Using the data below, copy every line that contains the word "картинку".

#### [Material for the task]
————

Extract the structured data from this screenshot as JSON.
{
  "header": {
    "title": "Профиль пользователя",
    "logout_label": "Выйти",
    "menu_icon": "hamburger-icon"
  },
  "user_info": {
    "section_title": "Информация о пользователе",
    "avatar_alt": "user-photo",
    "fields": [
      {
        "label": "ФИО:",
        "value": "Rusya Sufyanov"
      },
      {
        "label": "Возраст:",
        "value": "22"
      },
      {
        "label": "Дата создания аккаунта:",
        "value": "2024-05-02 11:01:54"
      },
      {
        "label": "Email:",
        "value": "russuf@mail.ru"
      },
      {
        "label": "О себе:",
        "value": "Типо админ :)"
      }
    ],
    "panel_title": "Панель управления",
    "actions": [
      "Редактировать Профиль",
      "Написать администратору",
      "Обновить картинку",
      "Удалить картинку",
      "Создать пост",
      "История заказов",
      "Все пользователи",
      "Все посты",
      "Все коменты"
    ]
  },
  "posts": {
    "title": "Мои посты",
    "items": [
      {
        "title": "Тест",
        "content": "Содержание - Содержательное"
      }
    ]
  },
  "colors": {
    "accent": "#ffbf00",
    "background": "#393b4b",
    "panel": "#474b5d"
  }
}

————

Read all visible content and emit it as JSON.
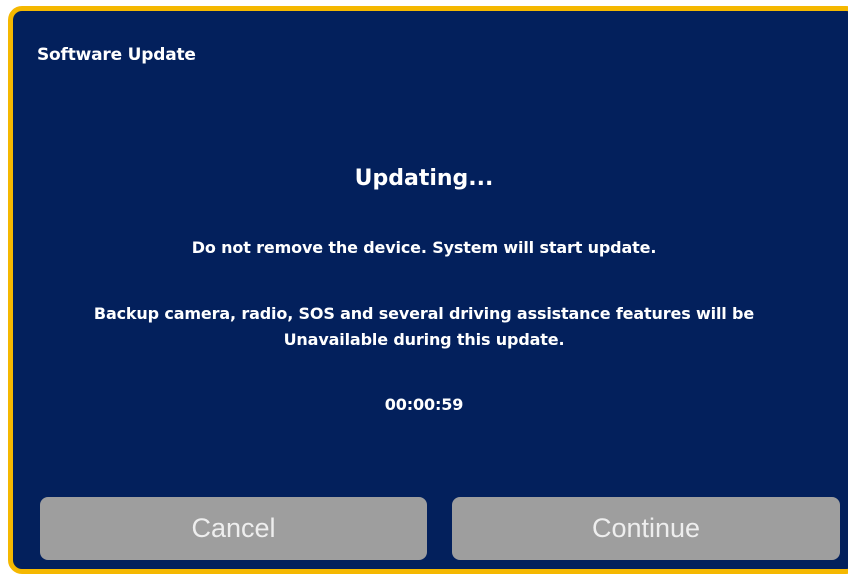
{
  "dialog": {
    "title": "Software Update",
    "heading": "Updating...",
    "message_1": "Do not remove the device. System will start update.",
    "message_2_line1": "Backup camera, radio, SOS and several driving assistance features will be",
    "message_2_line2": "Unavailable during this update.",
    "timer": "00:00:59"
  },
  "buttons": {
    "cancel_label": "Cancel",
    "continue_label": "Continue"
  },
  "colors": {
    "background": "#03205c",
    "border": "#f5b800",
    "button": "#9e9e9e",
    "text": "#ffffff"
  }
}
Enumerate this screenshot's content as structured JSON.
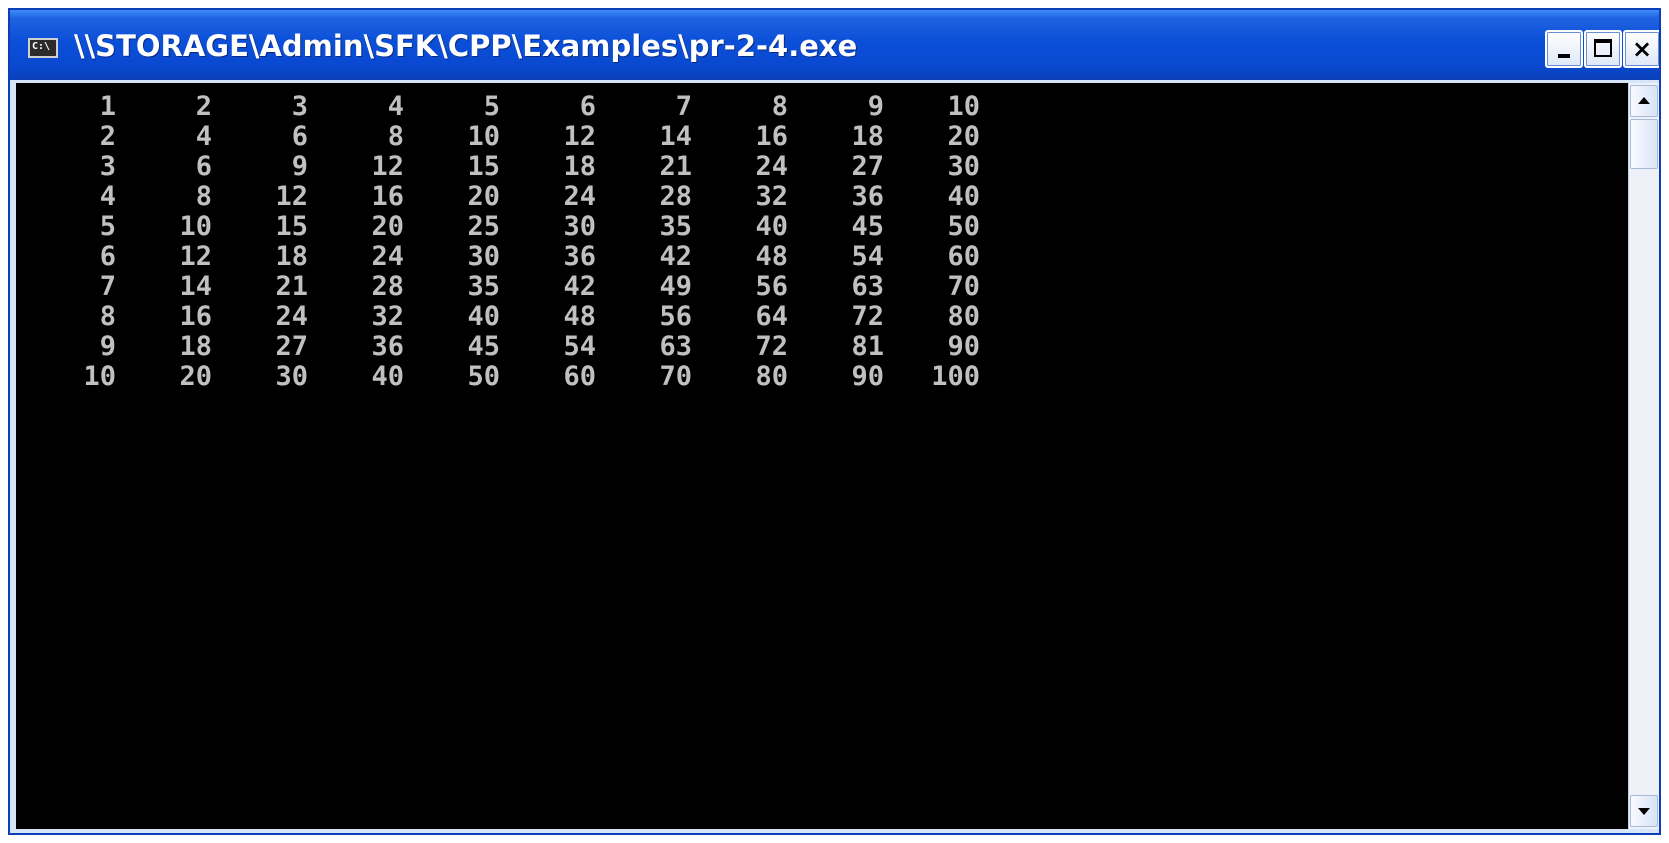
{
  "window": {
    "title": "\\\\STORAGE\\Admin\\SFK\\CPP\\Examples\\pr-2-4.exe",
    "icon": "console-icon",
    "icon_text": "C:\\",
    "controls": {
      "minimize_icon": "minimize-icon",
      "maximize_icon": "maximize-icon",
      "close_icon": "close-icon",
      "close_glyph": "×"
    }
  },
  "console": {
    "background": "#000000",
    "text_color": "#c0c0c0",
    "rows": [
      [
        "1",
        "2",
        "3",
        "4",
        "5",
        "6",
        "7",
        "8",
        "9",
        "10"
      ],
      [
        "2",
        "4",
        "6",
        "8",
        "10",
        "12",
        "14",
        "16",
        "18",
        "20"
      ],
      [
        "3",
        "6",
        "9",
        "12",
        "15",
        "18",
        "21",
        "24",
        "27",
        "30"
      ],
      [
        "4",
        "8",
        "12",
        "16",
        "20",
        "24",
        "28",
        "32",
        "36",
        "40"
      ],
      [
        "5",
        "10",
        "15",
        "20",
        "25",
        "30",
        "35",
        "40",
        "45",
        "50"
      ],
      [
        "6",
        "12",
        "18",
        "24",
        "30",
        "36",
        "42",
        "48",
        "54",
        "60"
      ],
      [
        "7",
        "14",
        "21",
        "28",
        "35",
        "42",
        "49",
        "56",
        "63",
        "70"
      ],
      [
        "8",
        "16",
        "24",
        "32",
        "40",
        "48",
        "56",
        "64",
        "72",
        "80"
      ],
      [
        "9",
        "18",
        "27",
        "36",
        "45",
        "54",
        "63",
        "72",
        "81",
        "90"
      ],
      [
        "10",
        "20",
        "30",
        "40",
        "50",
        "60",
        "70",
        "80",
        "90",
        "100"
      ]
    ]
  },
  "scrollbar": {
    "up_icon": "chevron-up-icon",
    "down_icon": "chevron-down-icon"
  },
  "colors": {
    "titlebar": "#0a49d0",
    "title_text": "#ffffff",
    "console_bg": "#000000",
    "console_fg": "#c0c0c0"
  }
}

————

#### [Exercise result]
      "Обновить картинку",
      "Удалить картинку",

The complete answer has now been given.